+++ TEXT SEGMENT +++
Scientists Sequence 400,000-Year-Old Hominin DNA

Results show this ancient human had a common ancestor with Denisovans.

Researchers at the Max Planck Institute for Evolutionary Anthropology in Leipzig, Germany, have successfully sequenced a complete mitochondrial (mtDNA) genome of a 400,000-year-old representative of the genus Homo from Sima de los Huesos, a cave site in northern Spain that has yielded some of the earliest fossil specimens of humans in present-day Europe. They found that the ancient individual was related to Denisovans, extinct relatives of Neanderthals in Asia, through a common ancestor.

“The fact that the mtDNA of the Sima de los Huesos hominin shares a common ancestor with Denisovan rather than Neanderthal mtDNAs is unexpected since its skeletal remains carry Neanderthal-derived features”, says lead researcher Matthias Meyer. Considering their age and Neanderthal-like features, the Sima hominins were likely related to the population ancestral to both Neanderthals and Denisovans. It is estimated that the ancestral population existed about 700,000 years ago. Another possibility is that gene flow from yet another group of hominins brought the Denisova-like mtDNA into the Sima hominins or their ancestors.

Sima de los Huesos, otherwise known as the “bone pit”, has yielded the world’s largest assembly of Middle Pleistocene (ca. 781 to 126 thousand years ago) hominin fossils, a total thus far of at least 28 skeletons, excavated and pieced together over the course of more than two decades by a Spanish team of paleontologists led by Juan-Luis Arsuaga. The fossils are classified as Homo heidelbergensis, but also carry traits typical of Neanderthals.
+++ SOURCE MATERIAL +++
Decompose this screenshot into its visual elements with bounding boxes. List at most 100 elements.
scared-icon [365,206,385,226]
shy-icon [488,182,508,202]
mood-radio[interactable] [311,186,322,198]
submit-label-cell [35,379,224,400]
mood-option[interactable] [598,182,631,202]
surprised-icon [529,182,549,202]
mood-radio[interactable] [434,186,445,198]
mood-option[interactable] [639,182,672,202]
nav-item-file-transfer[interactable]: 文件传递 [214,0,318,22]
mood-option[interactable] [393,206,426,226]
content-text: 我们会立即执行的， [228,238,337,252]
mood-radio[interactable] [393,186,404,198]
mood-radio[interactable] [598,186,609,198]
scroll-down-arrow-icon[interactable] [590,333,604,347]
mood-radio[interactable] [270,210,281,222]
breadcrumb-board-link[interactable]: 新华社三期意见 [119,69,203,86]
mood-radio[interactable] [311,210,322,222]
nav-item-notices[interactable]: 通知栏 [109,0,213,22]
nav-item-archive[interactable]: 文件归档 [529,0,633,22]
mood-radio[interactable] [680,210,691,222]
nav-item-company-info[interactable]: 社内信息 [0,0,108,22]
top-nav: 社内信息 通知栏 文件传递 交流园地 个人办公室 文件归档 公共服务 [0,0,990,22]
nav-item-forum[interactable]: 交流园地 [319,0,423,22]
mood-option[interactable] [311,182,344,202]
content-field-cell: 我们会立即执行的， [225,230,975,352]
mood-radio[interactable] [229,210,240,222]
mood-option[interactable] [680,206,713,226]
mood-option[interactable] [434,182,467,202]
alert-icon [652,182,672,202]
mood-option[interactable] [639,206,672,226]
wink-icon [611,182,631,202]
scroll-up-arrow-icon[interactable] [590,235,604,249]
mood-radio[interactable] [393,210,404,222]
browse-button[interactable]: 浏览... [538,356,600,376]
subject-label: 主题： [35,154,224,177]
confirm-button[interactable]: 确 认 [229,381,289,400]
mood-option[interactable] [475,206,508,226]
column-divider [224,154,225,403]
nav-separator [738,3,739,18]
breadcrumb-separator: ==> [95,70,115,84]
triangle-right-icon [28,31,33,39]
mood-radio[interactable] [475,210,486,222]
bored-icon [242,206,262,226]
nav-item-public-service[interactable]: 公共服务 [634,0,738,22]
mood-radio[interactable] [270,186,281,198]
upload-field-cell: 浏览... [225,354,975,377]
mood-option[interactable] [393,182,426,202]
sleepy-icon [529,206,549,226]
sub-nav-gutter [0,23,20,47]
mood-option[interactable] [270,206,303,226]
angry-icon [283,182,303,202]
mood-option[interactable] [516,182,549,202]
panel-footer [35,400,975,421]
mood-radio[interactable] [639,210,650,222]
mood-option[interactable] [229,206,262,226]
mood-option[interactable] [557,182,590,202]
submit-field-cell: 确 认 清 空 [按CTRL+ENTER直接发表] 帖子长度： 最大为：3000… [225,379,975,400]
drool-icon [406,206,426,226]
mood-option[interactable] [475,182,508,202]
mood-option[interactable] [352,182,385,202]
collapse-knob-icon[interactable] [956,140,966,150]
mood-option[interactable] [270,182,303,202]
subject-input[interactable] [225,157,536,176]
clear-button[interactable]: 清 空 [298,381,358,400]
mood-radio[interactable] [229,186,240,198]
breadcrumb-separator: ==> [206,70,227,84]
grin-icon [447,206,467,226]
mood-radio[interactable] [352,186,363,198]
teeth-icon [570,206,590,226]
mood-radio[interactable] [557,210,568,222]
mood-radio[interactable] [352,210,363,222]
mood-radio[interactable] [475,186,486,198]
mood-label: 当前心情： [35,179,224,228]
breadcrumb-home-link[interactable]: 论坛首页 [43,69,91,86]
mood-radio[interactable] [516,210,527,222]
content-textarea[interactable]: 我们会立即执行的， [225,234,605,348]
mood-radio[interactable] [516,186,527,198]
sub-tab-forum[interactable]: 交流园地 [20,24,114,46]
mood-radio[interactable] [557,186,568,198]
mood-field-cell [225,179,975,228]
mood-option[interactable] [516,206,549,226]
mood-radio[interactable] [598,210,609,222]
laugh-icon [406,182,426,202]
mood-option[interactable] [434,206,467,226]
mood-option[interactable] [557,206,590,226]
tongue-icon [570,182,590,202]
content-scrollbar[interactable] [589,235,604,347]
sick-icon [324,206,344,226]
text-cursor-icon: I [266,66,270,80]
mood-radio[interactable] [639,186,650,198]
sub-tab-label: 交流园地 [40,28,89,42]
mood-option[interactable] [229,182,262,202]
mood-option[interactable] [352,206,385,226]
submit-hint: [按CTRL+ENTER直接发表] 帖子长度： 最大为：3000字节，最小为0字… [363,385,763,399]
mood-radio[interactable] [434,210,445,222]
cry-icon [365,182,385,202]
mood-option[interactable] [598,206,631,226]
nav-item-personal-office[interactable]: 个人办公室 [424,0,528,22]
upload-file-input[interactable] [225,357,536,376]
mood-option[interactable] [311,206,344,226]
+++
Please quote the full text on sequencing 400,000-year-old hominin DNA word for word, from its headline through its final sentence. These items were taken from a separate source.

■ TASK SOLUTION ■
Scientists Sequence 400,000-Year-Old Hominin DNA

Results show this ancient human had a common ancestor with Denisovans.

Researchers at the Max Planck Institute for Evolutionary Anthropology in Leipzig, Germany, have successfully sequenced a complete mitochondrial (mtDNA) genome of a 400,000-year-old representative of the genus Homo from Sima de los Huesos, a cave site in northern Spain that has yielded some of the earliest fossil specimens of humans in present-day Europe. They found that the ancient individual was related to Denisovans, extinct relatives of Neanderthals in Asia, through a common ancestor.

“The fact that the mtDNA of the Sima de los Huesos hominin shares a common ancestor with Denisovan rather than Neanderthal mtDNAs is unexpected since its skeletal remains carry Neanderthal-derived features”, says lead researcher Matthias Meyer. Considering their age and Neanderthal-like features, the Sima hominins were likely related to the population ancestral to both Neanderthals and Denisovans. It is estimated that the ancestral population existed about 700,000 years ago. Another possibility is that gene flow from yet another group of hominins brought the Denisova-like mtDNA into the Sima hominins or their ancestors.

Sima de los Huesos, otherwise known as the “bone pit”, has yielded the world’s largest assembly of Middle Pleistocene (ca. 781 to 126 thousand years ago) hominin fossils, a total thus far of at least 28 skeletons, excavated and pieced together over the course of more than two decades by a Spanish team of paleontologists led by Juan-Luis Arsuaga. The fossils are classified as Homo heidelbergensis, but also carry traits typical of Neanderthals.